▸ **Work task**
Look over the entries that follow and work out how many lines contain "Supports". State the number only.

....................

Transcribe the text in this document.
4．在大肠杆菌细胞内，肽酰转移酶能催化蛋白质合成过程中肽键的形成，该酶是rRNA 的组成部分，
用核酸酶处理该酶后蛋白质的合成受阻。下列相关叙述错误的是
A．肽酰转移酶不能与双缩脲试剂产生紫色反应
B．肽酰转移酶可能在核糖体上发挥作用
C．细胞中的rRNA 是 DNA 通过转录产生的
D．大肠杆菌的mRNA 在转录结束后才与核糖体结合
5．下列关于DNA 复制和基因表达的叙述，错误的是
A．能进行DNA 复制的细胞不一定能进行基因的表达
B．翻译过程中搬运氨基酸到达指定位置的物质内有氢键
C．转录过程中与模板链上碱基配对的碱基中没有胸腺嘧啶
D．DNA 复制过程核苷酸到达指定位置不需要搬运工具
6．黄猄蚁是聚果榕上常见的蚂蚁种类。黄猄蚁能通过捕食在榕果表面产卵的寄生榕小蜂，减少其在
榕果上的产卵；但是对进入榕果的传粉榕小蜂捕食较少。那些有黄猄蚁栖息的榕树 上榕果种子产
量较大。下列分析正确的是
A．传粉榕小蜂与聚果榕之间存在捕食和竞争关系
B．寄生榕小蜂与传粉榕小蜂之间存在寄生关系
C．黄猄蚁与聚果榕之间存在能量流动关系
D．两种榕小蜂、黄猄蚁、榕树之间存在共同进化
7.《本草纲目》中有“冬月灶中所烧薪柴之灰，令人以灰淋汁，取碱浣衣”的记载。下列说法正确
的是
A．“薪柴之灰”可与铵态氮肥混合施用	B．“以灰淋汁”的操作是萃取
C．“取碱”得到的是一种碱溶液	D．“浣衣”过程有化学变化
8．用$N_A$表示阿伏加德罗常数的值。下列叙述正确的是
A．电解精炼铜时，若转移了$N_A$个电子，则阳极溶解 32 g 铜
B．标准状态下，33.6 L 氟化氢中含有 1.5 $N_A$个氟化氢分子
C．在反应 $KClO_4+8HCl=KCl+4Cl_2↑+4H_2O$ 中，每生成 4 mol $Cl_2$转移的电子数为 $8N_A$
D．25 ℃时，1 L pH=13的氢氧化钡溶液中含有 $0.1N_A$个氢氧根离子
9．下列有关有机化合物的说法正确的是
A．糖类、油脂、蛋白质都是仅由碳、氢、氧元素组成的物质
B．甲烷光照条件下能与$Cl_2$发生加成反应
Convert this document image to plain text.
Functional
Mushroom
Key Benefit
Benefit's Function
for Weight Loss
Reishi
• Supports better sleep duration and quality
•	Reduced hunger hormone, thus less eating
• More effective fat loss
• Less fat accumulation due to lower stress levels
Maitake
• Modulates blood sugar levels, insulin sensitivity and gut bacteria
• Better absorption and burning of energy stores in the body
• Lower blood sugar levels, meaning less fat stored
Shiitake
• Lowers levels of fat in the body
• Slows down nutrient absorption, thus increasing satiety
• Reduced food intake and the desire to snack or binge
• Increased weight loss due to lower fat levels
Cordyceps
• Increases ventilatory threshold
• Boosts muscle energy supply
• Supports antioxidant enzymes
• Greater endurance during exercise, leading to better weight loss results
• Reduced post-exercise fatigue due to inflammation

....................

▸ **Task output**
2